** Begin Materials provided **

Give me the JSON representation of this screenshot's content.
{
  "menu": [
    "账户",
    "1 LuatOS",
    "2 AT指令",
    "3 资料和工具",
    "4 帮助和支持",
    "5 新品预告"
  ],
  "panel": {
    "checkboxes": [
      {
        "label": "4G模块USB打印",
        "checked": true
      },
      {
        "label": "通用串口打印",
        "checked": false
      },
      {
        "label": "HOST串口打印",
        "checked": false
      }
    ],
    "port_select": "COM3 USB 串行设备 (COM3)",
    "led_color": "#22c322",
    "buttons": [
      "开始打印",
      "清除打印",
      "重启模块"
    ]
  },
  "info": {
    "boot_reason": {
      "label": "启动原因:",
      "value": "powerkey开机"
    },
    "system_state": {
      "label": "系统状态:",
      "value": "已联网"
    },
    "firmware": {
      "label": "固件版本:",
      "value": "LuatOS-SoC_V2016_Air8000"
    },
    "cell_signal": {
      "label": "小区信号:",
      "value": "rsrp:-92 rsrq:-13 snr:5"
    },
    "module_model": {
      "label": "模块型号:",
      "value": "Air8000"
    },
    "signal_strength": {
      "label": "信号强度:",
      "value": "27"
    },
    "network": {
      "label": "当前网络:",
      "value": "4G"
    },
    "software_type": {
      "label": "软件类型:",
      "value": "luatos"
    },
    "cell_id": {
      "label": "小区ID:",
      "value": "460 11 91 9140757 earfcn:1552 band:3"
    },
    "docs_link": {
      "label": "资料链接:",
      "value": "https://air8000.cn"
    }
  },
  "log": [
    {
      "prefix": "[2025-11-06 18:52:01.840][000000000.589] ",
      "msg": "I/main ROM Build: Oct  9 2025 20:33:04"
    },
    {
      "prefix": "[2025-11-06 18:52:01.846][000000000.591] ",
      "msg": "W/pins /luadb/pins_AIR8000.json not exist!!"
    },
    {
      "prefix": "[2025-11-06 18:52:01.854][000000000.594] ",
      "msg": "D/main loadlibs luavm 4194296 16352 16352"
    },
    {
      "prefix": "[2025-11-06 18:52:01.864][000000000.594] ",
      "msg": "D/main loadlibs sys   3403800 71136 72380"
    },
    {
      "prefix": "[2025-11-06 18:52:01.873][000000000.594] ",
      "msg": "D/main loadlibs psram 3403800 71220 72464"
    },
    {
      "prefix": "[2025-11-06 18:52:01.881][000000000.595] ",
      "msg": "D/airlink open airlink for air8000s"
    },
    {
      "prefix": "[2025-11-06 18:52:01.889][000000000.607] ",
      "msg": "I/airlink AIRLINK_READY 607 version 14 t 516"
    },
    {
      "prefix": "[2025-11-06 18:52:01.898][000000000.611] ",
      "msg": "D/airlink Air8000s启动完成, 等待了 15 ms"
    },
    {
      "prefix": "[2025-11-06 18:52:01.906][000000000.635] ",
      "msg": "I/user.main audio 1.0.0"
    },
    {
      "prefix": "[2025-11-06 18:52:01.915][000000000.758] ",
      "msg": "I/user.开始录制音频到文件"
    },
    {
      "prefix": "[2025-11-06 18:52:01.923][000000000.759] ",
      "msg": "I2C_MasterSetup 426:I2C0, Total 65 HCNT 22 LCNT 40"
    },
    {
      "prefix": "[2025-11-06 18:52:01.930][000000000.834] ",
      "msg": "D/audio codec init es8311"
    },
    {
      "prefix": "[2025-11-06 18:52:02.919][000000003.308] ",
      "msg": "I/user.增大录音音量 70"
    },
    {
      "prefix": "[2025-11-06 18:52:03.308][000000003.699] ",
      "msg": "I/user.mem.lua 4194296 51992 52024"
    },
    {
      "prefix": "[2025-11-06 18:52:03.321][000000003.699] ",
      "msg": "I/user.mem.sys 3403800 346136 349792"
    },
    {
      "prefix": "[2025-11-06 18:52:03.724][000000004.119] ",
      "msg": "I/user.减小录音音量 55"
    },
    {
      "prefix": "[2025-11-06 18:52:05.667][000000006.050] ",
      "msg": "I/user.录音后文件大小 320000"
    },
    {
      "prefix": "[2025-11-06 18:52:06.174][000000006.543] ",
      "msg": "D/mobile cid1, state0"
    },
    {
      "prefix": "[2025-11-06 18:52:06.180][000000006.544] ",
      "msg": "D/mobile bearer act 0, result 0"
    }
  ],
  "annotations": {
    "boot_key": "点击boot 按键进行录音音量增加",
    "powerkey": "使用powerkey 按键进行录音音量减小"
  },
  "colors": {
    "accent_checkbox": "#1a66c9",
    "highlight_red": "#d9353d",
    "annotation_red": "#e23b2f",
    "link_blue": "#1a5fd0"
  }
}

** End Materials provided **

### [Aim of the task]
Copy out every line of the data above, exactly as given.

### [Solution for this problem]
Give me the JSON representation of this screenshot's content.
{
  "menu": [
    "账户",
    "1 LuatOS",
    "2 AT指令",
    "3 资料和工具",
    "4 帮助和支持",
    "5 新品预告"
  ],
  "panel": {
    "checkboxes": [
      {
        "label": "4G模块USB打印",
        "checked": true
      },
      {
        "label": "通用串口打印",
        "checked": false
      },
      {
        "label": "HOST串口打印",
        "checked": false
      }
    ],
    "port_select": "COM3 USB 串行设备 (COM3)",
    "led_color": "#22c322",
    "buttons": [
      "开始打印",
      "清除打印",
      "重启模块"
    ]
  },
  "info": {
    "boot_reason": {
      "label": "启动原因:",
      "value": "powerkey开机"
    },
    "system_state": {
      "label": "系统状态:",
      "value": "已联网"
    },
    "firmware": {
      "label": "固件版本:",
      "value": "LuatOS-SoC_V2016_Air8000"
    },
    "cell_signal": {
      "label": "小区信号:",
      "value": "rsrp:-92 rsrq:-13 snr:5"
    },
    "module_model": {
      "label": "模块型号:",
      "value": "Air8000"
    },
    "signal_strength": {
      "label": "信号强度:",
      "value": "27"
    },
    "network": {
      "label": "当前网络:",
      "value": "4G"
    },
    "software_type": {
      "label": "软件类型:",
      "value": "luatos"
    },
    "cell_id": {
      "label": "小区ID:",
      "value": "460 11 91 9140757 earfcn:1552 band:3"
    },
    "docs_link": {
      "label": "资料链接:",
      "value": "https://air8000.cn"
    }
  },
  "log": [
    {
      "prefix": "[2025-11-06 18:52:01.840][000000000.589] ",
      "msg": "I/main ROM Build: Oct  9 2025 20:33:04"
    },
    {
      "prefix": "[2025-11-06 18:52:01.846][000000000.591] ",
      "msg": "W/pins /luadb/pins_AIR8000.json not exist!!"
    },
    {
      "prefix": "[2025-11-06 18:52:01.854][000000000.594] ",
      "msg": "D/main loadlibs luavm 4194296 16352 16352"
    },
    {
      "prefix": "[2025-11-06 18:52:01.864][000000000.594] ",
      "msg": "D/main loadlibs sys   3403800 71136 72380"
    },
    {
      "prefix": "[2025-11-06 18:52:01.873][000000000.594] ",
      "msg": "D/main loadlibs psram 3403800 71220 72464"
    },
    {
      "prefix": "[2025-11-06 18:52:01.881][000000000.595] ",
      "msg": "D/airlink open airlink for air8000s"
    },
    {
      "prefix": "[2025-11-06 18:52:01.889][000000000.607] ",
      "msg": "I/airlink AIRLINK_READY 607 version 14 t 516"
    },
    {
      "prefix": "[2025-11-06 18:52:01.898][000000000.611] ",
      "msg": "D/airlink Air8000s启动完成, 等待了 15 ms"
    },
    {
      "prefix": "[2025-11-06 18:52:01.906][000000000.635] ",
      "msg": "I/user.main audio 1.0.0"
    },
    {
      "prefix": "[2025-11-06 18:52:01.915][000000000.758] ",
      "msg": "I/user.开始录制音频到文件"
    },
    {
      "prefix": "[2025-11-06 18:52:01.923][000000000.759] ",
      "msg": "I2C_MasterSetup 426:I2C0, Total 65 HCNT 22 LCNT 40"
    },
    {
      "prefix": "[2025-11-06 18:52:01.930][000000000.834] ",
      "msg": "D/audio codec init es8311"
    },
    {
      "prefix": "[2025-11-06 18:52:02.919][000000003.308] ",
      "msg": "I/user.增大录音音量 70"
    },
    {
      "prefix": "[2025-11-06 18:52:03.308][000000003.699] ",
      "msg": "I/user.mem.lua 4194296 51992 52024"
    },
    {
      "prefix": "[2025-11-06 18:52:03.321][000000003.699] ",
      "msg": "I/user.mem.sys 3403800 346136 349792"
    },
    {
      "prefix": "[2025-11-06 18:52:03.724][000000004.119] ",
      "msg": "I/user.减小录音音量 55"
    },
    {
      "prefix": "[2025-11-06 18:52:05.667][000000006.050] ",
      "msg": "I/user.录音后文件大小 320000"
    },
    {
      "prefix": "[2025-11-06 18:52:06.174][000000006.543] ",
      "msg": "D/mobile cid1, state0"
    },
    {
      "prefix": "[2025-11-06 18:52:06.180][000000006.544] ",
      "msg": "D/mobile bearer act 0, result 0"
    }
  ],
  "annotations": {
    "boot_key": "点击boot 按键进行录音音量增加",
    "powerkey": "使用powerkey 按键进行录音音量减小"
  },
  "colors": {
    "accent_checkbox": "#1a66c9",
    "highlight_red": "#d9353d",
    "annotation_red": "#e23b2f",
    "link_blue": "#1a5fd0"
  }
}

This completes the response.